> Problemi e compiti:
A - Nel testo su Antigone a Scampia, a quale progetto si è ispirata Serena Gaudino?
B - Prosegui il testo su Antigone a Scampia dopo la sua ultima frase.

> Testo fornito:

---

Scampia come Tebe: Serena Gaudino e le cinquanta Antigoni di Napoli
Per un intero anno, tra il 2008 e il 2009, la scrittrice Serena Gaudino ha incontrato cinquanta donne del quartiere Scampia per leggere loro passi tratti dall’Antigone, una delle tragedie più profonde di Sofocle. Il progetto, ispirato a quello messo in atto da Simone Weil in Francia negli anni ’30, aveva l’obiettivo di spingere le partecipanti a comprendere e a migliorare attraverso la letteratura greca la problematicità della loro condizione. Così è nato Antigone a Scampia: una narrazione in parallelo delle vicende del mito e delle testimonianze di un gruppo di donne provenienti da Scampia che, spinte dalle numerose quanto incredibili analogie con la mitologia, hanno raccontato la loro storia di sofferenza. Attraverso la lettura della morte di Antigone, del suicidio di Giocasta, del tragico destino di Edipo e dei suoi figli, Eteocle e Polinice, l’autrice e le ascoltatrici hanno trovato il “filo rosso” che unisce le vicende mitiche con quelle – tutt’altro che mitiche – vissute da esse. Ed ecco che la storia di Tonino, ucciso per sbaglio, a cui è negato un funerale degno della sofferenza della propria madre, ricorda quella di Polinice, anch’egli privato brutalmente degli onori funebri. Ecco che Antigone, immagine del tormentoso dissidio tra legge di Stato e legge degli dei, e quindi del cuore, sembra concretizzarsi con la sua sofferenza nella madre annientata dal dolore di una perdita ingiusta e dell’impossibilità di un doveroso ultimo saluto. Questa e altre sette storie sono Antigone a Scampia: <<una sorprendente autobiografia collettiva di un quartiere difficile>>.

---

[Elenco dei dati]
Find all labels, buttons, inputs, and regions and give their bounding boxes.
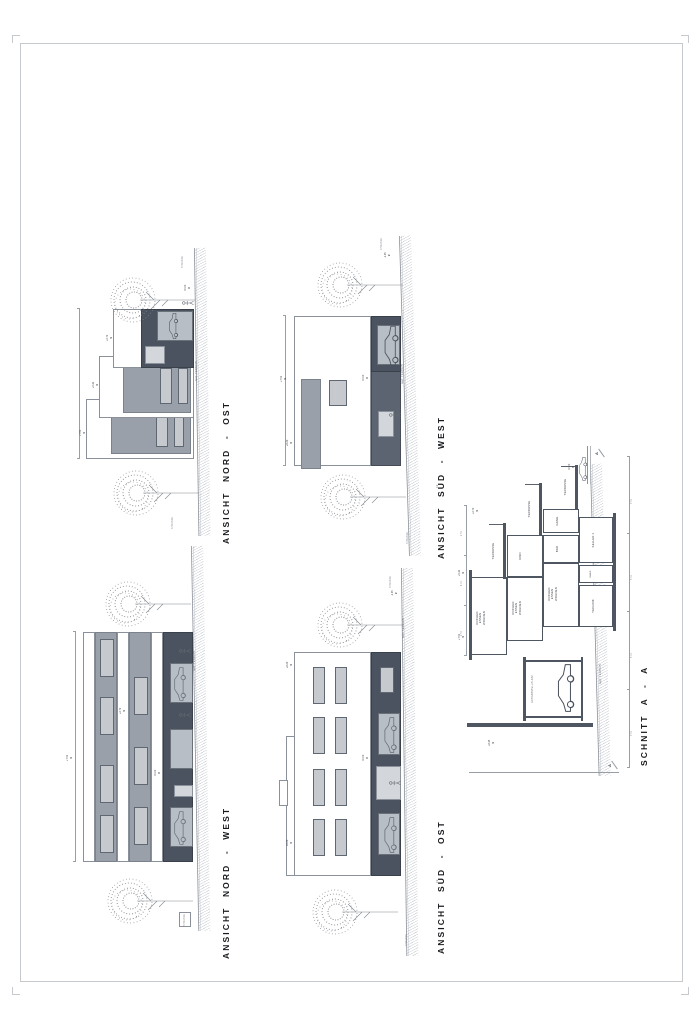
room-label-keller: KELLER 1 — [592, 520, 595, 560]
level-marker: +5.41▼ — [459, 570, 465, 576]
tree-icon — [315, 257, 405, 313]
room-label-technik: TECHNIK — [592, 588, 595, 624]
nat-terrain-label: NAT. TERRAIN — [402, 618, 405, 638]
level-triangle-icon: ▼ — [83, 431, 86, 434]
window — [313, 667, 325, 704]
street-surface — [590, 446, 591, 484]
dimension-tick — [627, 611, 630, 612]
elevation-nord-west: +7.51▼ +2.72▼ ±0.00▼ — [61, 546, 256, 966]
dimension-tick — [73, 861, 76, 862]
carport-post — [526, 717, 581, 719]
dimension-tick — [283, 315, 286, 316]
elevation-nord-ost: +7.51▼ +5.41▼ +2.72▼ ±0.00▼ NAT. TERRAIN… — [71, 246, 236, 546]
tree-icon — [103, 576, 193, 632]
corner-tick — [12, 987, 20, 995]
room-bad — [543, 535, 579, 563]
level-marker: ±0.00▼ — [363, 375, 369, 381]
level-marker: ±0.00▼ — [155, 770, 161, 776]
drawing-canvas: +7.51▼ +2.72▼ ±0.00▼ — [21, 44, 682, 981]
level-marker: +7.51▼ — [67, 755, 73, 761]
window — [160, 368, 172, 404]
dimension-tick — [77, 458, 80, 459]
level-triangle-icon: ▼ — [462, 571, 465, 574]
terrace-deck — [539, 483, 542, 535]
dimension-line — [79, 309, 80, 459]
level-triangle-icon: ▼ — [572, 465, 575, 468]
person-icon — [389, 412, 401, 418]
level-triangle-icon: ▼ — [70, 756, 73, 759]
room-technik — [579, 585, 613, 627]
room-kind — [507, 535, 543, 577]
window — [134, 807, 148, 845]
room-label-terrasse: TERRASSE — [528, 486, 531, 532]
window — [134, 747, 148, 785]
elevation-title-sued-ost: ANSICHT SÜD - OST — [436, 820, 446, 954]
person-icon — [179, 648, 191, 654]
street-label: STRASSE — [390, 576, 392, 588]
facade-panel — [123, 361, 191, 413]
section-a-a: AUTOABSTELLPLATZ KOCHEN ESSEN WOHNEN KOC… — [459, 446, 654, 776]
dimension-line-vertical — [469, 772, 619, 773]
street-label: STRASSE — [407, 532, 409, 544]
terrace-railing — [525, 484, 539, 485]
window — [335, 667, 347, 704]
level-marker: +2.72▼ — [107, 335, 113, 341]
dimension-line — [75, 632, 76, 862]
level-triangle-icon: ▼ — [290, 663, 293, 666]
window — [380, 667, 394, 693]
tree-icon — [310, 884, 400, 940]
street-label: STRASSE — [381, 238, 383, 250]
facade-band — [301, 379, 321, 469]
street-label: STRASSE — [406, 934, 408, 946]
street-label: STRASSE — [184, 914, 186, 926]
dimension-tick — [464, 655, 467, 656]
person-icon — [389, 780, 401, 786]
level-triangle-icon: ▼ — [492, 741, 495, 744]
dimension-tick — [73, 631, 76, 632]
room-label-gang: GANG — [556, 511, 559, 531]
level-marker: ±0.00▼ — [569, 464, 575, 470]
person-icon — [182, 300, 194, 306]
facade-band-middle — [129, 632, 151, 862]
elevation-title-nord-ost: ANSICHT NORD - OST — [221, 401, 231, 544]
level-triangle-icon: ▼ — [110, 336, 113, 339]
level-marker: +6.23▼ — [287, 662, 293, 668]
corner-tick — [681, 987, 689, 995]
level-marker: +8.45▼ — [489, 740, 495, 746]
facade — [294, 652, 371, 876]
level-marker: +7.51▼ — [80, 430, 86, 436]
tree-icon — [318, 469, 408, 525]
facade-band-upper — [95, 632, 117, 862]
dimension-tick — [627, 767, 630, 768]
section-marker-a: A — [594, 452, 599, 455]
person-icon — [179, 712, 191, 718]
room-label-bad: BAD — [556, 537, 559, 561]
terrace-deck — [503, 523, 506, 579]
street-label: STRASSE — [182, 256, 184, 268]
dimension-line — [466, 506, 467, 656]
car-icon — [578, 456, 588, 482]
dimension-line — [629, 456, 630, 768]
room-label-terrasse: TERRASSE — [564, 466, 567, 508]
dimension-tick — [77, 308, 80, 309]
dimension-value: 4.01 — [461, 581, 463, 586]
window — [134, 677, 148, 715]
carport-roof-slab — [523, 657, 526, 721]
dimension-tick — [464, 555, 467, 556]
car-icon — [173, 810, 187, 846]
window — [313, 769, 325, 806]
dimension-tick — [627, 456, 630, 457]
level-triangle-icon: ▼ — [366, 376, 369, 379]
nat-terrain-label: NAT. TERRAIN — [401, 364, 405, 384]
nat-terrain-label: NAT. TERRAIN — [193, 651, 196, 671]
basement-floor-slab — [613, 513, 616, 631]
dimension-value: 3.51 — [631, 499, 633, 504]
dimension-tick — [627, 689, 630, 690]
section-marker-line — [598, 449, 605, 458]
window — [329, 380, 347, 406]
level-marker: ±0.00▼ — [363, 755, 369, 761]
window — [335, 819, 347, 856]
level-triangle-icon: ▼ — [366, 756, 369, 759]
window — [100, 765, 114, 803]
tree-icon — [111, 465, 201, 521]
car-icon — [556, 662, 576, 714]
window — [335, 717, 347, 754]
window — [100, 639, 114, 677]
roof-box — [279, 780, 288, 806]
level-triangle-icon: ▼ — [284, 377, 287, 380]
section-marker-a: A — [607, 764, 612, 767]
window — [335, 769, 347, 806]
window — [145, 346, 165, 364]
level-marker: -1.35▼ — [385, 252, 391, 258]
room-label-kew: KOCHEN ESSEN WOHNEN — [548, 566, 558, 622]
level-marker: +5.41▼ — [93, 382, 99, 388]
facade-slab — [117, 632, 129, 862]
elevation-sued-west: +6.23▼ +7.51▼ ±0.00▼ -1.35▼ NAT. TERRAIN… — [273, 231, 453, 566]
level-triangle-icon: ▼ — [388, 253, 391, 256]
room-gang — [543, 509, 579, 533]
street-label: STRASSE — [172, 517, 174, 529]
room-gang-2 — [579, 565, 613, 583]
corner-tick — [12, 35, 20, 43]
dimension-value: 5.01 — [631, 575, 633, 580]
window — [178, 368, 188, 404]
car-icon — [383, 324, 400, 368]
corner-tick — [681, 35, 689, 43]
room-label-terrasse: TERRASSE — [492, 526, 495, 576]
dimension-value: 2.51 — [461, 631, 463, 636]
level-triangle-icon: ▼ — [158, 771, 161, 774]
garage-door — [170, 729, 193, 769]
level-triangle-icon: ▼ — [476, 509, 479, 512]
tree-icon — [315, 597, 405, 653]
section-marker-line — [611, 761, 618, 770]
elevation-title-sued-west: ANSICHT SÜD - WEST — [436, 416, 446, 559]
facade-parapet — [83, 632, 95, 862]
facade-slab — [151, 632, 163, 862]
entry-door — [174, 785, 193, 797]
elevation-title-nord-west: ANSICHT NORD - WEST — [221, 807, 231, 959]
car-icon — [383, 716, 398, 754]
level-marker: +7.51▼ — [281, 376, 287, 382]
dimension-value: 5.01 — [631, 653, 633, 658]
dimension-tick — [627, 533, 630, 534]
level-marker: +2.72▼ — [120, 708, 126, 714]
room-label-kew: KOCHEN ESSEN WOHNEN — [512, 580, 522, 636]
dimension-tick — [283, 465, 286, 466]
car-icon — [173, 666, 187, 702]
level-triangle-icon: ▼ — [123, 709, 126, 712]
sheet-frame: +7.51▼ +2.72▼ ±0.00▼ — [20, 43, 683, 982]
level-marker: +6.23▼ — [287, 440, 293, 446]
elevation-sued-ost: +6.23▼ +6.23▼ ±0.00▼ -1.35▼ NAT. TERRAIN… — [273, 566, 453, 966]
window — [313, 819, 325, 856]
window — [313, 717, 325, 754]
level-triangle-icon: ▼ — [395, 591, 398, 594]
car-icon — [383, 816, 398, 854]
window — [100, 815, 114, 853]
retaining-wall — [467, 723, 593, 727]
carport-floor-slab — [581, 657, 583, 721]
room-label-kind: KIND — [519, 539, 522, 573]
level-triangle-icon: ▼ — [290, 441, 293, 444]
room-label-gang: GANG — [590, 565, 593, 583]
level-triangle-icon: ▼ — [96, 383, 99, 386]
section-title: SCHNITT A - A — [639, 666, 649, 766]
room-label-kew: KOCHEN ESSEN WOHNEN — [476, 588, 486, 648]
level-marker: +2.72▼ — [473, 508, 479, 514]
nat-terrain-label: NAT. TERRAIN — [195, 361, 198, 381]
level-triangle-icon: ▼ — [290, 841, 293, 844]
room-keller — [579, 517, 613, 563]
terrace-railing — [489, 524, 503, 525]
dimension-value: 3.51 — [631, 731, 633, 736]
level-marker: +6.23▼ — [287, 840, 293, 846]
dimension-tick — [464, 605, 467, 606]
nat-terrain-label: NAT. TERRAIN — [599, 664, 603, 684]
window — [100, 697, 114, 735]
dimension-tick — [464, 505, 467, 506]
level-marker: -1.35▼ — [392, 590, 398, 596]
room-label-autoabstellplatz: AUTOABSTELLPLATZ — [531, 654, 534, 724]
dimension-value: 2.51 — [461, 531, 463, 536]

---

> Risultati attesi:
A - Al progetto realizzato da Simone Weil in Francia negli anni '30.

B -
Lo stile è semplice ma ugualmente efficace: ogni parola è stata pesata attentamente, ponderata e scelta per la sua espressività. I periodi brevi e quasi lapidari trasmettono messaggi chiari e inequivocabili, come se fossero incisi nella pietra: frasi come <<Tutto intorno ora è deserto>> e <<Nessuno merita la morte>>, parole dure, rigorose, ma non per questo prive di significati profondi, di interconnessioni, di sfumature. E le parole, in questo libro, sono molto importanti. Terminata la narrazione parallela, infatti, si può leggere l’Alfabeto Scampia, costituito da 24 parole, come “Droga”, “Omertà”, “Rabbia”, ma anche “Anima”, “Bellezza”, “Educare”: una descrizione di Scampia variopinta, originale, fuori da qualsiasi schema, attraverso <<ventiquattro quadri dipinti con passione per ridisegnare i contorni di questa periferia troppo spesso colorata solo di rosso e di nero: sangue e lutto>>, come afferma l’autrice nell’introduzione.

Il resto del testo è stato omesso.